> [INFORMATION GIVEN]
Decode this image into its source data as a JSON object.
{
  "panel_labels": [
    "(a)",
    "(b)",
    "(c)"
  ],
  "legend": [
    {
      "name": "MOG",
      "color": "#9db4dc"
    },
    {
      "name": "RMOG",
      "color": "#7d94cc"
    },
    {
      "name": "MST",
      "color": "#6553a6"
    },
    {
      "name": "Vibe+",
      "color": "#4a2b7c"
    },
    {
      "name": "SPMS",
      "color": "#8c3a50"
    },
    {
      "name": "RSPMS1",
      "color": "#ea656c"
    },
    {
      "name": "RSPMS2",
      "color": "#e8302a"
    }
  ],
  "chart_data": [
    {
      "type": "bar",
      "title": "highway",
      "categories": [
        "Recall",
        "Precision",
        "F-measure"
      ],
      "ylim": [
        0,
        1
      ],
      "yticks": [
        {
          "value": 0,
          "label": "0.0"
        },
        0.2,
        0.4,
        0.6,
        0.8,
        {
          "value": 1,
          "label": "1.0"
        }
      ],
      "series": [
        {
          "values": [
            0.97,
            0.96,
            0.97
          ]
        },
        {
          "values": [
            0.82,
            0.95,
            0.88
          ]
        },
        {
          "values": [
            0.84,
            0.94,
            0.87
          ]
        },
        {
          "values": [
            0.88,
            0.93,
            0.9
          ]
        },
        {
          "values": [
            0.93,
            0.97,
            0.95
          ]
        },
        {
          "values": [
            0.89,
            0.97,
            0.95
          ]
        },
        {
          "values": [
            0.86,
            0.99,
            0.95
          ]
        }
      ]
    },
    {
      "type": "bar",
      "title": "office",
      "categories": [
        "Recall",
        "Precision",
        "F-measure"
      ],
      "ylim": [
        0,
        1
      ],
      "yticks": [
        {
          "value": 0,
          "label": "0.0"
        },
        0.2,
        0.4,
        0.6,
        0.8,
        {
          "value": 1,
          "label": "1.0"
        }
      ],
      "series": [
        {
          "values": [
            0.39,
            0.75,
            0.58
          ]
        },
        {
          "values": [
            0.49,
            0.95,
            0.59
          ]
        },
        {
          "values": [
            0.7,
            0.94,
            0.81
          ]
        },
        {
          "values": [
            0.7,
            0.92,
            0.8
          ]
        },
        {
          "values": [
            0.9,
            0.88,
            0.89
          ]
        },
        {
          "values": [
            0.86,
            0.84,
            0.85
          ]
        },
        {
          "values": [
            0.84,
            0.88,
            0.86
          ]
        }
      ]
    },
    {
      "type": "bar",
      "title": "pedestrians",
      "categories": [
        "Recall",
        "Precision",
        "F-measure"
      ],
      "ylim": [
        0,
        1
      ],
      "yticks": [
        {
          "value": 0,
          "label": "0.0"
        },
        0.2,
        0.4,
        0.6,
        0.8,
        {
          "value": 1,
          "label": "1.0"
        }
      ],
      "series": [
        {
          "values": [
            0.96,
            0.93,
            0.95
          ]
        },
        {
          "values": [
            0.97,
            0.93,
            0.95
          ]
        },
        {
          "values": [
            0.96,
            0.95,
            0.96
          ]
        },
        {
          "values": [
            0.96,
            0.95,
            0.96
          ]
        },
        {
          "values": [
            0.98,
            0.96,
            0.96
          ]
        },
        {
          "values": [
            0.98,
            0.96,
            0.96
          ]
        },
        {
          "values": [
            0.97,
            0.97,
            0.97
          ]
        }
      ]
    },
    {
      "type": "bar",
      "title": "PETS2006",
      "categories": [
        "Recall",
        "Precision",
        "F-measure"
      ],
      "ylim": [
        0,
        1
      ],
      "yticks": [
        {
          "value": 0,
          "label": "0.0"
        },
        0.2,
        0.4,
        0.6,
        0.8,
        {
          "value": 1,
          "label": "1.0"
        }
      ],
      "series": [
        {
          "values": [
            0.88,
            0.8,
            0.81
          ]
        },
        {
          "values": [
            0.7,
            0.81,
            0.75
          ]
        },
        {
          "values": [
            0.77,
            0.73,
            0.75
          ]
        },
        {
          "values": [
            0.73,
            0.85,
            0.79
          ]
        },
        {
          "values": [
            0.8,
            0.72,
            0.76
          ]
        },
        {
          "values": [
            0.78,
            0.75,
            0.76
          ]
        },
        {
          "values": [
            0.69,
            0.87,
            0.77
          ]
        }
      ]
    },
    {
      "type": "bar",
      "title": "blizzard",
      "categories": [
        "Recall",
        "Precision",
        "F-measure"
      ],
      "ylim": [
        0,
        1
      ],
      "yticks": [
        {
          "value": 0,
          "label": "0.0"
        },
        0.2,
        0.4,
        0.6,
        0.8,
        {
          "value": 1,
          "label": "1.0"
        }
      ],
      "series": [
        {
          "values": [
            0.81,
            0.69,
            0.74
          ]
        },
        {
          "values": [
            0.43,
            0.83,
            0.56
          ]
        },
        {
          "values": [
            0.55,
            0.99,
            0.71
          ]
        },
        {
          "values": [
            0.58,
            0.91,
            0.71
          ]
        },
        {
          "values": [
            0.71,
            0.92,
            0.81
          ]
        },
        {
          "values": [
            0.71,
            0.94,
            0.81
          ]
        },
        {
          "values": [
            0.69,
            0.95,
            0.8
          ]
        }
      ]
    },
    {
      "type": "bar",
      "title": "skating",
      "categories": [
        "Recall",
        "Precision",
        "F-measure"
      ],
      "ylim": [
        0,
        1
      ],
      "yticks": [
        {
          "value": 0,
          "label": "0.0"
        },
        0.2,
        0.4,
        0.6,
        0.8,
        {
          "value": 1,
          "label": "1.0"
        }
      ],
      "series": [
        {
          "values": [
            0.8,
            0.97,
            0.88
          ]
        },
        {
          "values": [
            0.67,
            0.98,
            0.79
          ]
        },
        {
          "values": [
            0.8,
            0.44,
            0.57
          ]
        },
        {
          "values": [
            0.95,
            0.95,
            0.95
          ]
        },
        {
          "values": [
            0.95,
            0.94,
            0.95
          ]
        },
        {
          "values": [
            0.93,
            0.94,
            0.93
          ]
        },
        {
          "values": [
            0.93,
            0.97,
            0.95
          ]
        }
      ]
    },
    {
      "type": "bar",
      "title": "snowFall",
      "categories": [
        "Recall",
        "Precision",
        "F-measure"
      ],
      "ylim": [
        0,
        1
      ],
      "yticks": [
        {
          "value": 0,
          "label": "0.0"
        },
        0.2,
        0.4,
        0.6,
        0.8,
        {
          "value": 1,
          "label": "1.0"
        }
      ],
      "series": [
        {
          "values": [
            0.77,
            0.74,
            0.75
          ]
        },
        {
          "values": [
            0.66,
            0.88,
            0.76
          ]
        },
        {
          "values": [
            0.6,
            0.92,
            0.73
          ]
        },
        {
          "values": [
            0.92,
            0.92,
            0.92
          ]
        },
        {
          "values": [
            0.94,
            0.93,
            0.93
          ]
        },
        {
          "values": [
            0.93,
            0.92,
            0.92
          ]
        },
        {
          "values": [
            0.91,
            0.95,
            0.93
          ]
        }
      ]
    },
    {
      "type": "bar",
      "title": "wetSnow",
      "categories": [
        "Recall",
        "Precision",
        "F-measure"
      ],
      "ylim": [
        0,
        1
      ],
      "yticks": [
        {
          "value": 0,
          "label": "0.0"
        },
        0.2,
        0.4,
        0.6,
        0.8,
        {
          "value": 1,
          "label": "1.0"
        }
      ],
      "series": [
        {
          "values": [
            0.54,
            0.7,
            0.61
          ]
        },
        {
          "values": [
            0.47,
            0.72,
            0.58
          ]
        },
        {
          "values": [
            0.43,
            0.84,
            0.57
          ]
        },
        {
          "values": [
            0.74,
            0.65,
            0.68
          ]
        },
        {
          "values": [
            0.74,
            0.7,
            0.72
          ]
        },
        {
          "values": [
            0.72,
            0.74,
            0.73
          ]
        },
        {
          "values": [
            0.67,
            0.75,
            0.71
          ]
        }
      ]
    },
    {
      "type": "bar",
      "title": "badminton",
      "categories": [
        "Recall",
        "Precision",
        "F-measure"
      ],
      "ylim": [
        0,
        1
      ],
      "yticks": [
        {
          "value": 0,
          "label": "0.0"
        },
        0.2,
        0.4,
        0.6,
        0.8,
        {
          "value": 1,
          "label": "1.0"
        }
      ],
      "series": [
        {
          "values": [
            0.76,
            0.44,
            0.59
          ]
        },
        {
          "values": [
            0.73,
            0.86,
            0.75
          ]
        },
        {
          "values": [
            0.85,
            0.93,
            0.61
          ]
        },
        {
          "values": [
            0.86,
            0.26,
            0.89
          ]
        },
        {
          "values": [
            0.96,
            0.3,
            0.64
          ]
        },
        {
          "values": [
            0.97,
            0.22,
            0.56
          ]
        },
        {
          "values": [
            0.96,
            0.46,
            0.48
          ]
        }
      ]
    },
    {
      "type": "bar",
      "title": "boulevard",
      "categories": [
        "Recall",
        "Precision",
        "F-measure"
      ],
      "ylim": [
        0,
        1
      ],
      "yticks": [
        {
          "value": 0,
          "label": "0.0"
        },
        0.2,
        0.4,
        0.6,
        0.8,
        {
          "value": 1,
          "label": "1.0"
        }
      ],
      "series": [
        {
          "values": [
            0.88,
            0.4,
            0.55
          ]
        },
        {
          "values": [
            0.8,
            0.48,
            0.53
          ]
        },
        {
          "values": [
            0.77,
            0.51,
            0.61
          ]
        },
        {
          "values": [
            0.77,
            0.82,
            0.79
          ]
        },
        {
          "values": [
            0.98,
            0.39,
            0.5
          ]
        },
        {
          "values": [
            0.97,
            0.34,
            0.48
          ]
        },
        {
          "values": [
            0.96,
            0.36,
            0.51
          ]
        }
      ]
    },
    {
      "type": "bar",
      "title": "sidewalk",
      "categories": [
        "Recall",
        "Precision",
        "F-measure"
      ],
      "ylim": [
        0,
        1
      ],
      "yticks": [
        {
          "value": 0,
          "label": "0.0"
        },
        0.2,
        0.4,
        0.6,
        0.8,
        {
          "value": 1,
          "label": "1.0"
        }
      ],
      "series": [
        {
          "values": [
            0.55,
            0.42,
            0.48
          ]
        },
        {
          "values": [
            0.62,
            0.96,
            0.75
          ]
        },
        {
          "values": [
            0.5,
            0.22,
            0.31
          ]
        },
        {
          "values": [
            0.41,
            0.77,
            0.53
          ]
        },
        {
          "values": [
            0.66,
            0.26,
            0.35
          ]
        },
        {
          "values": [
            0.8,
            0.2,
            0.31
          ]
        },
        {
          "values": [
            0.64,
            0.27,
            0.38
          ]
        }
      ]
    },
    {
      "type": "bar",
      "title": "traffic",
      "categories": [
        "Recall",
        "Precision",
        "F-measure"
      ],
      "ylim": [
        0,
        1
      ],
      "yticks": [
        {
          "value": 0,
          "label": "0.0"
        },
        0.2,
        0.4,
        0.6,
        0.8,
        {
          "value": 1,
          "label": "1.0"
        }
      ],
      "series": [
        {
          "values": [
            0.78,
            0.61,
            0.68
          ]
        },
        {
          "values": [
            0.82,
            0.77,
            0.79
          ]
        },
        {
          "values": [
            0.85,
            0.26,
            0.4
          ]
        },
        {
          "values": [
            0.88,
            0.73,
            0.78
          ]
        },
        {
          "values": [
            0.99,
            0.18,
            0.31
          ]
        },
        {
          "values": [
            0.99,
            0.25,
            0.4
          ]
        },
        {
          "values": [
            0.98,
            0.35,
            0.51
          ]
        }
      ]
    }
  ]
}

> [SET EXERCISE]
Above are the records. Identify each line that contains the word "color".

> [RESULT FOR THIS TASK]
      "color": "#9db4dc"
      "color": "#7d94cc"
      "color": "#6553a6"
      "color": "#4a2b7c"
      "color": "#8c3a50"
      "color": "#ea656c"
      "color": "#e8302a"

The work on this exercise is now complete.